WHAT TO DO – Each line below must be set down exactly; omit any image you find.

Extracted records –
══════════════════════════════

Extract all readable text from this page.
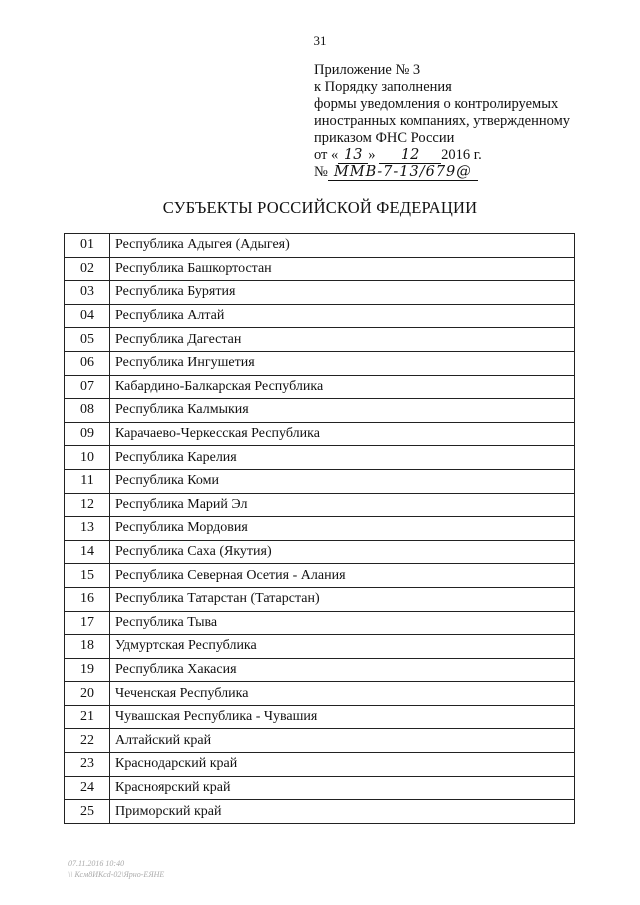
31
Приложение № 3
к Порядку заполнения
формы уведомления о контролируемых
иностранных компаниях, утвержденному
приказом ФНС России
от « 13 » 12 2016 г.
№ ММВ-7-13/679@
СУБЪЕКТЫ РОССИЙСКОЙ ФЕДЕРАЦИИ
01	Республика Адыгея (Адыгея)
02	Республика Башкортостан
03	Республика Бурятия
04	Республика Алтай
05	Республика Дагестан
06	Республика Ингушетия
07	Кабардино-Балкарская Республика
08	Республика Калмыкия
09	Карачаево-Черкесская Республика
10	Республика Карелия
11	Республика Коми
12	Республика Марий Эл
13	Республика Мордовия
14	Республика Саха (Якутия)
15	Республика Северная Осетия - Алания
16	Республика Татарстан (Татарстан)
17	Республика Тыва
18	Удмуртская Республика
19	Республика Хакасия
20	Чеченская Республика
21	Чувашская Республика - Чувашия
22	Алтайский край
23	Краснодарский край
24	Красноярский край
25	Приморский край
07.11.2016 10:40
\\ Ксм8ИКсd-02\Ярно-ЕЯНЕ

══════════════════════════════

TASK ANSWER –
Extract all readable text from this page.
31
Приложение № 3
к Порядку заполнения
формы уведомления о контролируемых
иностранных компаниях, утвержденному
приказом ФНС России
от « 13 » 12 2016 г.
№ ММВ-7-13/679@
СУБЪЕКТЫ РОССИЙСКОЙ ФЕДЕРАЦИИ
01	Республика Адыгея (Адыгея)
02	Республика Башкортостан
03	Республика Бурятия
04	Республика Алтай
05	Республика Дагестан
06	Республика Ингушетия
07	Кабардино-Балкарская Республика
08	Республика Калмыкия
09	Карачаево-Черкесская Республика
10	Республика Карелия
11	Республика Коми
12	Республика Марий Эл
13	Республика Мордовия
14	Республика Саха (Якутия)
15	Республика Северная Осетия - Алания
16	Республика Татарстан (Татарстан)
17	Республика Тыва
18	Удмуртская Республика
19	Республика Хакасия
20	Чеченская Республика
21	Чувашская Республика - Чувашия
22	Алтайский край
23	Краснодарский край
24	Красноярский край
25	Приморский край
07.11.2016 10:40
\\ Ксм8ИКсd-02\Ярно-ЕЯНЕ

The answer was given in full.